Exercise directions: From the listing below, extract every line in which the word "status" appears.

Stored entries
☆ ☆ ☆ ☆
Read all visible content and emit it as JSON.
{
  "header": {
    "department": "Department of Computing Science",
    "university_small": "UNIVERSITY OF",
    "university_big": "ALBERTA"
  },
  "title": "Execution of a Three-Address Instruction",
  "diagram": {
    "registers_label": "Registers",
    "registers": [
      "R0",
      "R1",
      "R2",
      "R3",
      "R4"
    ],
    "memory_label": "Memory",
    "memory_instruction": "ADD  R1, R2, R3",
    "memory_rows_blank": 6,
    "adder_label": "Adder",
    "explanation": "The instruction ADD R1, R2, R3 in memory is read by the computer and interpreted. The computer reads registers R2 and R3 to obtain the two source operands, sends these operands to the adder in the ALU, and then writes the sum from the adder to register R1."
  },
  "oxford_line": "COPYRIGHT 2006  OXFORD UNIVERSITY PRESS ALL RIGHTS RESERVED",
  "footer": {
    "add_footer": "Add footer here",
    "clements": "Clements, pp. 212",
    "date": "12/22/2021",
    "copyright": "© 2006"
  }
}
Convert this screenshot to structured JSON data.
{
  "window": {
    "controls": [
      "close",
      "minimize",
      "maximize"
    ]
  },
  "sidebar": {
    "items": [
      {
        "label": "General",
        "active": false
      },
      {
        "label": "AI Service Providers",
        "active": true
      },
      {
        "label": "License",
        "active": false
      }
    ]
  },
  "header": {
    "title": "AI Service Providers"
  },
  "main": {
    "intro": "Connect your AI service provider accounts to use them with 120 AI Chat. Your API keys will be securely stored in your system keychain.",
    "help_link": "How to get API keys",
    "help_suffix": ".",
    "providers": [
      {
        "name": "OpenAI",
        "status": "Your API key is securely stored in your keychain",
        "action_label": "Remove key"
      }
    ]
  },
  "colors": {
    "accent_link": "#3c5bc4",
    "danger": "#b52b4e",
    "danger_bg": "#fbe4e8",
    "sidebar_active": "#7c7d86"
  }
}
☆ ☆ ☆ ☆
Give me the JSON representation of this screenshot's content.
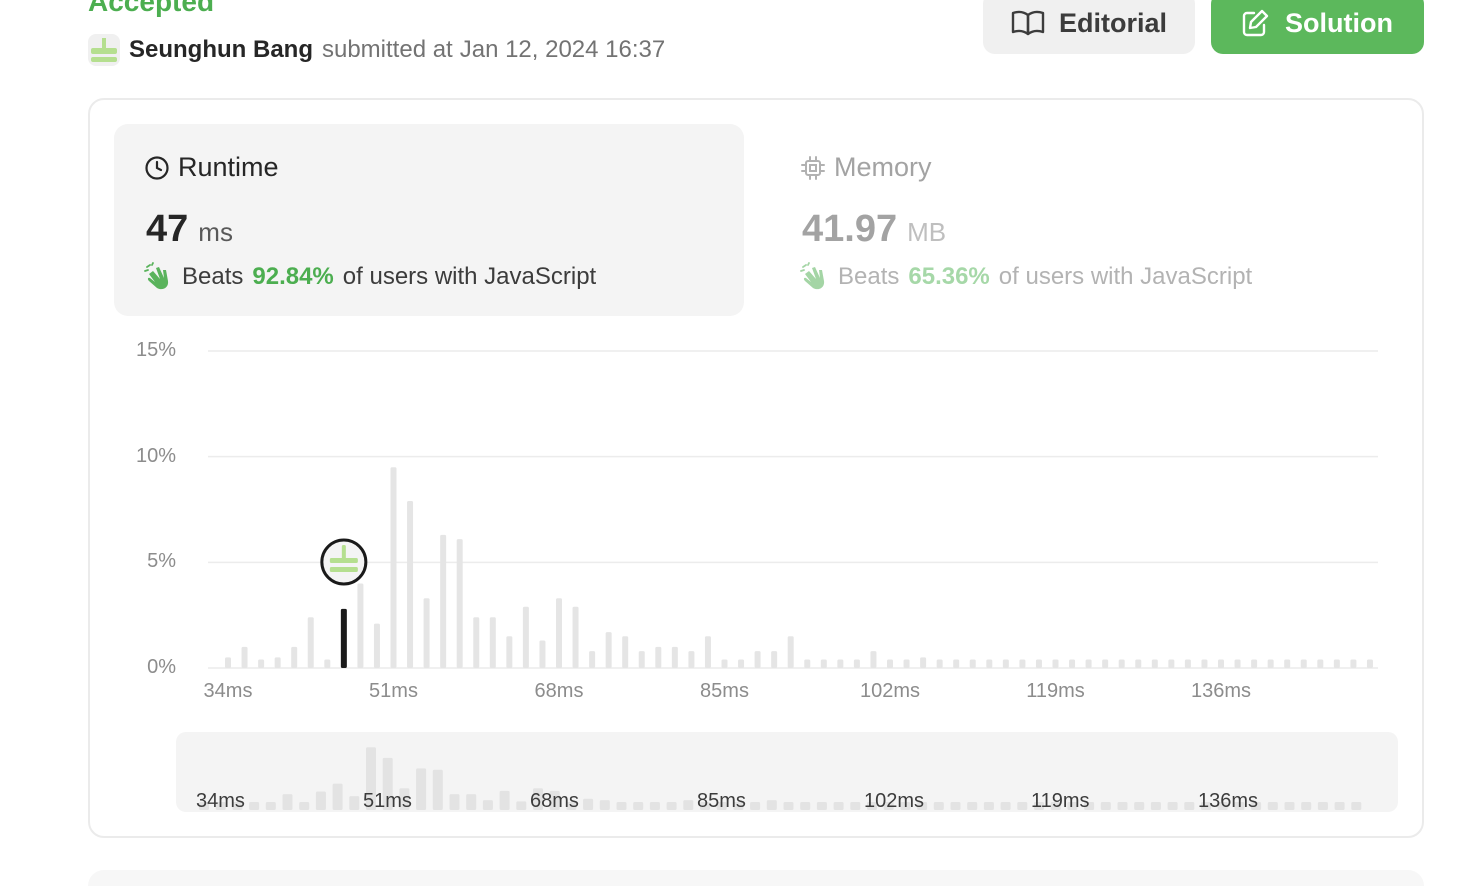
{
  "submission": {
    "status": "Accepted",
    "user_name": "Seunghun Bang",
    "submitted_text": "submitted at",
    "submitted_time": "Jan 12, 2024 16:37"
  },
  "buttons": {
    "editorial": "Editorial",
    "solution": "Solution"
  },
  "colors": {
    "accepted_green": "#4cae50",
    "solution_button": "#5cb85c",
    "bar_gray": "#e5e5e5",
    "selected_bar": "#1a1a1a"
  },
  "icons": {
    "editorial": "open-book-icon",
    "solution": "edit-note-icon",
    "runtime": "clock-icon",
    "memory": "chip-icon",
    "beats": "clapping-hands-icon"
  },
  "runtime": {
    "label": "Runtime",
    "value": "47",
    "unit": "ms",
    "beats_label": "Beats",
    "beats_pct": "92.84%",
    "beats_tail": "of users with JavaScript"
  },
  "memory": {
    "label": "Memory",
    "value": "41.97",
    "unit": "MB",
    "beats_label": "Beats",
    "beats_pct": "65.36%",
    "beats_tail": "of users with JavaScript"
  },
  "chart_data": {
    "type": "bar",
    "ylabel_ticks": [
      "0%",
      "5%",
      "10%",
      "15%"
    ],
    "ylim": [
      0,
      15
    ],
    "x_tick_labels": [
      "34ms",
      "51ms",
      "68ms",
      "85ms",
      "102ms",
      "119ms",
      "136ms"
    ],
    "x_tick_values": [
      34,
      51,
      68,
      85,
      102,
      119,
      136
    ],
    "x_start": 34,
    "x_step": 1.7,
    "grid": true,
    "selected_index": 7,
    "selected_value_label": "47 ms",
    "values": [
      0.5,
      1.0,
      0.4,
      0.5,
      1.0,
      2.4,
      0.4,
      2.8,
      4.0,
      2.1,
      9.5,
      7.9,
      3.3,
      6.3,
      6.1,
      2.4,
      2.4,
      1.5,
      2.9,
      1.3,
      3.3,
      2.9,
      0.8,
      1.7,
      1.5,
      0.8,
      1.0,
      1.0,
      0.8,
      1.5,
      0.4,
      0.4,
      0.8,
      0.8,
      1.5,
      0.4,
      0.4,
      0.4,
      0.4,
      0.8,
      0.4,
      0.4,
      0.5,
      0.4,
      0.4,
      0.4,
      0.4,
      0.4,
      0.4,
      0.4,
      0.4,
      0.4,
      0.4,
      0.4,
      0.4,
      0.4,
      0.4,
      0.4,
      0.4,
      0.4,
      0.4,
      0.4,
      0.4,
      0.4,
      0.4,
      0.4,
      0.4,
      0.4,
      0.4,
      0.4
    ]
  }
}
☆ ☆ ☆ ☆
Response:
        "status": "Your API key is securely stored in your keychain",
    "status": "Accepted",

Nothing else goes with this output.